Collection entries:

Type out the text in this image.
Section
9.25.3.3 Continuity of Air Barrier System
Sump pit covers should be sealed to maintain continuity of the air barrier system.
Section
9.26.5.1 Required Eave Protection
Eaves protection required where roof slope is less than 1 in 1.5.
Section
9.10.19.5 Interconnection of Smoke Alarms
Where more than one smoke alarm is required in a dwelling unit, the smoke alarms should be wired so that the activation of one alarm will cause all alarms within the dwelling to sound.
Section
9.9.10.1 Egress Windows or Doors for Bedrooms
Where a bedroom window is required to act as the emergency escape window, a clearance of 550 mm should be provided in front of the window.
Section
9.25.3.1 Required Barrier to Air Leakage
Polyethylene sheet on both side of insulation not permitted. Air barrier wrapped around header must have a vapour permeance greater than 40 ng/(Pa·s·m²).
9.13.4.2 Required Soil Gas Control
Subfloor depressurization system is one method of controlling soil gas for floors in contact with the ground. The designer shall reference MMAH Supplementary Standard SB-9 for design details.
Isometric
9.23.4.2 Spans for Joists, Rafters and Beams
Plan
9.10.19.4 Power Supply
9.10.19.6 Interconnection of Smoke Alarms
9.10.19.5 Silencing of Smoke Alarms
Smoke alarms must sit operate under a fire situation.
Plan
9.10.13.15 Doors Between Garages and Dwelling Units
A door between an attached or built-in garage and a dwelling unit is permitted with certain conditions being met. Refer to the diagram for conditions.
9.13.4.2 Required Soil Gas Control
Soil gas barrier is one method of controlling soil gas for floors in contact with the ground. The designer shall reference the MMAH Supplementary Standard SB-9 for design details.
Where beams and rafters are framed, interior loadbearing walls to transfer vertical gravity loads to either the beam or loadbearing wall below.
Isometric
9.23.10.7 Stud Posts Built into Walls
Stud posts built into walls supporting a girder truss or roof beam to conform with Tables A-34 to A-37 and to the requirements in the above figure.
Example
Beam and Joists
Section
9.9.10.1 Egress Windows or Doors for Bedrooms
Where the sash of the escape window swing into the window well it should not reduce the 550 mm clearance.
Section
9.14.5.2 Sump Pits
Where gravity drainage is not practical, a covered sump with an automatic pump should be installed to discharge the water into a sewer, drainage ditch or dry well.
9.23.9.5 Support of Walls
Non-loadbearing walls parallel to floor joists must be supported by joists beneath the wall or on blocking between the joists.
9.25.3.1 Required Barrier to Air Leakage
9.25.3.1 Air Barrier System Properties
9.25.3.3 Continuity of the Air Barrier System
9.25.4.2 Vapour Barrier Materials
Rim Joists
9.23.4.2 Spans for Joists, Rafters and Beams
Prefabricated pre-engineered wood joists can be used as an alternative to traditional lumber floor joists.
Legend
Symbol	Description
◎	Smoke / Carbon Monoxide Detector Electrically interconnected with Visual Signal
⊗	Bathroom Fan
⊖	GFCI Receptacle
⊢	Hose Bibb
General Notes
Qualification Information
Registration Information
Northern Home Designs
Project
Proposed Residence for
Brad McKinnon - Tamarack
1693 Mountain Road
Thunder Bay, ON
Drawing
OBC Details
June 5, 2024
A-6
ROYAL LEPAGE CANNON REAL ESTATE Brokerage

[Work required]:
Looking at the records above, report how many lines contain the word "ground". Answer with the number only.

[Answer below]:
2